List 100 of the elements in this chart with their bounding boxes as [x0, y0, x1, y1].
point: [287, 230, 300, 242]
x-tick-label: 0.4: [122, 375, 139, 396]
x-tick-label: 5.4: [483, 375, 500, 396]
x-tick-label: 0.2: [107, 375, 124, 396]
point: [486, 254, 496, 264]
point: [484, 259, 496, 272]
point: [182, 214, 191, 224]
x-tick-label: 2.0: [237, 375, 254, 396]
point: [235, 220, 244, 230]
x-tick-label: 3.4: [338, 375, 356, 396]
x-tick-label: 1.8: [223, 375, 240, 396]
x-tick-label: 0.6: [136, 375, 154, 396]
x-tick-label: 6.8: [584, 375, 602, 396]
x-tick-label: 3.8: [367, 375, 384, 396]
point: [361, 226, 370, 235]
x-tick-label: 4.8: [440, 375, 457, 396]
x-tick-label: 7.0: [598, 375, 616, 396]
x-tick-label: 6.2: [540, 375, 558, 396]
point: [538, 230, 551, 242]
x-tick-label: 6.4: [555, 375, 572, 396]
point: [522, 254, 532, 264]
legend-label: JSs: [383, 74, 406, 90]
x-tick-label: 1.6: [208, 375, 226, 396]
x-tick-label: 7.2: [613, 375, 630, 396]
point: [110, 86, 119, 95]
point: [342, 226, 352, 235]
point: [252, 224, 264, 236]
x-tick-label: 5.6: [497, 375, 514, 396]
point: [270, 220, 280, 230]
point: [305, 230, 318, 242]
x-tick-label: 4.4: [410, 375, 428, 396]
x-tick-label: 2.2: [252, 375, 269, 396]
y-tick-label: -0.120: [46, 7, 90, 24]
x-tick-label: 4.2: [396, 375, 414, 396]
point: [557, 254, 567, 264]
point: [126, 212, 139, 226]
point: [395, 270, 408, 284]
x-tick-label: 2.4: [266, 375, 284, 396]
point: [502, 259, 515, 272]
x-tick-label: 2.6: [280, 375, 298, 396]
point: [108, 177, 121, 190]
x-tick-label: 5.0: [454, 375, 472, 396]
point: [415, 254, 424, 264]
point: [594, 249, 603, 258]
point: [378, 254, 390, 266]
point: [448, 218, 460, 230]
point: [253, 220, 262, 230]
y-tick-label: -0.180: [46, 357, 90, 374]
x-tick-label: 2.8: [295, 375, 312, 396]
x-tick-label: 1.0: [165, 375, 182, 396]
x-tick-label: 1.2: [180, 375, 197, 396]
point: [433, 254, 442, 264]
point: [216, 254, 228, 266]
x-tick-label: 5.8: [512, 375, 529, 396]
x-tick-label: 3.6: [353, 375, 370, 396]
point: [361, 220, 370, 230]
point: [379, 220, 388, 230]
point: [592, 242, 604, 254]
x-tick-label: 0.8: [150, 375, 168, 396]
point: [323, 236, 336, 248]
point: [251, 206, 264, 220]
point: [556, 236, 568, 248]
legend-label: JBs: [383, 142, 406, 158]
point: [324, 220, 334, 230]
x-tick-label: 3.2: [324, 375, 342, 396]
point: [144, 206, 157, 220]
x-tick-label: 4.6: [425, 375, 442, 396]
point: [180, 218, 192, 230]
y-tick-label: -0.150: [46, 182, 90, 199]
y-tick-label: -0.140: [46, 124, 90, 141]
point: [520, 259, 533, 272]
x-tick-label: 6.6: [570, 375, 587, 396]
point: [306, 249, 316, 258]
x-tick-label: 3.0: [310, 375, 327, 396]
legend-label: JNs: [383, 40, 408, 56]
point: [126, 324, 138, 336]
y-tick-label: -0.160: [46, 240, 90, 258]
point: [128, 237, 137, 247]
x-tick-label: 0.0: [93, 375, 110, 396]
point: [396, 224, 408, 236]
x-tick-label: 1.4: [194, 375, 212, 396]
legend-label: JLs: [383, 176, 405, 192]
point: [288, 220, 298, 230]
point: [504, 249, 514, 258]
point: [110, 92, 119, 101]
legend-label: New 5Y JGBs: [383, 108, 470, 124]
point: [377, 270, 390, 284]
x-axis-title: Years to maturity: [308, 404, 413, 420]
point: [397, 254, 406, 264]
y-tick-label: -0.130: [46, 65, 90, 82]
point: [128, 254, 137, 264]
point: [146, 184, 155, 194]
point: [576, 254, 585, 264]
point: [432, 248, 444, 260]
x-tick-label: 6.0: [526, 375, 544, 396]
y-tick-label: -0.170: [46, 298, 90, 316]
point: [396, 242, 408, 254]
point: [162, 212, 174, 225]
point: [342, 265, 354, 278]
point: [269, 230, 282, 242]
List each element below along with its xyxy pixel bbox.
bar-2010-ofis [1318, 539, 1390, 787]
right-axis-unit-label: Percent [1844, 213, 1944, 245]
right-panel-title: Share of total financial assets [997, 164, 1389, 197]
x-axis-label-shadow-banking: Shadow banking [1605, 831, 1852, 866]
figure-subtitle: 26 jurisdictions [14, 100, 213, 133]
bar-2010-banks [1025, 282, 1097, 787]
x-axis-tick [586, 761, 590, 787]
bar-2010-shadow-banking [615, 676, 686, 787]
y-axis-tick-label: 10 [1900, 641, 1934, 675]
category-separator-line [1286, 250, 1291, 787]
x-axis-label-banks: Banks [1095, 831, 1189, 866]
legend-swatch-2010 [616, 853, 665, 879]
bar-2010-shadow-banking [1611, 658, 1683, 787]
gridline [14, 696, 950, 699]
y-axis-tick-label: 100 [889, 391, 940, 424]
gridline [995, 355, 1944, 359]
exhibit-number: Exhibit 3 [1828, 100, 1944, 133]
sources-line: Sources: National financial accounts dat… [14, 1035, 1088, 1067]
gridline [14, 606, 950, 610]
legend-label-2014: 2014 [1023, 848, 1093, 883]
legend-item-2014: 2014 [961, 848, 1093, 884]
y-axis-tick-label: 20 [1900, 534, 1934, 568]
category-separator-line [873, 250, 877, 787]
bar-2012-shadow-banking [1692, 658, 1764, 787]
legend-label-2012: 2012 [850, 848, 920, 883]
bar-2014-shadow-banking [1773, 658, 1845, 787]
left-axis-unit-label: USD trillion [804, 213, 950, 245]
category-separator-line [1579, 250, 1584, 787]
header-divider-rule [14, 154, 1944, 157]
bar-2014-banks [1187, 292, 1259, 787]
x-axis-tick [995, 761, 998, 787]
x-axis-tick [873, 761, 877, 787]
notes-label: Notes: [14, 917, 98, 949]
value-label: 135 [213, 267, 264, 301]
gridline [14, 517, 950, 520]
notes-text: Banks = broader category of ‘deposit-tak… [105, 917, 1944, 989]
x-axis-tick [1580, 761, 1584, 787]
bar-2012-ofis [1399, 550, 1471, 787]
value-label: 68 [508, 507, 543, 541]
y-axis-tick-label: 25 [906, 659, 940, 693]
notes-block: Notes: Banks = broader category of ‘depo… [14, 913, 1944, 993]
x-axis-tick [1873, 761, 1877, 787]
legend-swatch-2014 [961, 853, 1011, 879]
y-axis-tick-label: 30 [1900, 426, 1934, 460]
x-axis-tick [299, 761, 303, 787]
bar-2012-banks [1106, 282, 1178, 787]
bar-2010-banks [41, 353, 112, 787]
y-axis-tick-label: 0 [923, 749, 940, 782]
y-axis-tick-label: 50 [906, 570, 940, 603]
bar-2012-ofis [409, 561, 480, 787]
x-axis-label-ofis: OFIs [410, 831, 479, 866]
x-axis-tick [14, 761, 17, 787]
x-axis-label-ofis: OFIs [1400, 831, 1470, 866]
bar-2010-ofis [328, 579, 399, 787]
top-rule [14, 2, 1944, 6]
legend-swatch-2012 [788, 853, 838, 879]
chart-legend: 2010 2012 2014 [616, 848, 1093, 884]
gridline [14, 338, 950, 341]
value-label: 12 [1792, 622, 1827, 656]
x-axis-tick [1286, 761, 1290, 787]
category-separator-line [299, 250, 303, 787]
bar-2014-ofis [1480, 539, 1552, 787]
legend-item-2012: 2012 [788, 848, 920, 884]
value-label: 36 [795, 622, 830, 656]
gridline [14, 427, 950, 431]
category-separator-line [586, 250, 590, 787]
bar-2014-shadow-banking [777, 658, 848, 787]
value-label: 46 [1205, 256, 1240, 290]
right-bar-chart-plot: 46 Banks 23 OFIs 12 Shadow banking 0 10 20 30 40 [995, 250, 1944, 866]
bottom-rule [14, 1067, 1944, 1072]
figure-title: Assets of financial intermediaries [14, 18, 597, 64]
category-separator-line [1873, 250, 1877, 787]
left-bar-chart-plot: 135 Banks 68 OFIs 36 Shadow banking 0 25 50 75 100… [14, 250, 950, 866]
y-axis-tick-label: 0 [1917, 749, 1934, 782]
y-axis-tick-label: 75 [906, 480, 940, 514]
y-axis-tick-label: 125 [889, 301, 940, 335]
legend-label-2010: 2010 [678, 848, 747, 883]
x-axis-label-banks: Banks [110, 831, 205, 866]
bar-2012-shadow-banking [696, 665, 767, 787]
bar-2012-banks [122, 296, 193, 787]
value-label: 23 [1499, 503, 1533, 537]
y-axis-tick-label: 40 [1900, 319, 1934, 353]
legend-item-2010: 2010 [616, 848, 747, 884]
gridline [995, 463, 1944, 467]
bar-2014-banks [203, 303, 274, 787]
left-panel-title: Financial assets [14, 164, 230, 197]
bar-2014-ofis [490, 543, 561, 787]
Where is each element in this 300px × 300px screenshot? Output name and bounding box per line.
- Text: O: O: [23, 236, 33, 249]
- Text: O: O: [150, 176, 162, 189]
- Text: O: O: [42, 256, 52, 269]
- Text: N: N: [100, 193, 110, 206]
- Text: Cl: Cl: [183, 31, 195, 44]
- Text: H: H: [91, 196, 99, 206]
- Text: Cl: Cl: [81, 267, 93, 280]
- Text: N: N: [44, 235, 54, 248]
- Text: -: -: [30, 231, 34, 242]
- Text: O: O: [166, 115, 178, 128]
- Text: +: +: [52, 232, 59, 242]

(Aim):
Rewrite the part of the records that runs from the start through the line containing "x-tick-label: 0.6: [136, 375, 154, 396]", changing every "point" to "marker" and keeping all other text the same.

(Final answer):
List 100 of the elements in this chart with their bounding boxes as [x0, y0, x1, y1].
marker: [287, 230, 300, 242]
x-tick-label: 0.4: [122, 375, 139, 396]
x-tick-label: 5.4: [483, 375, 500, 396]
x-tick-label: 0.2: [107, 375, 124, 396]
marker: [486, 254, 496, 264]
marker: [484, 259, 496, 272]
marker: [182, 214, 191, 224]
x-tick-label: 2.0: [237, 375, 254, 396]
marker: [235, 220, 244, 230]
x-tick-label: 3.4: [338, 375, 356, 396]
x-tick-label: 1.8: [223, 375, 240, 396]
x-tick-label: 0.6: [136, 375, 154, 396]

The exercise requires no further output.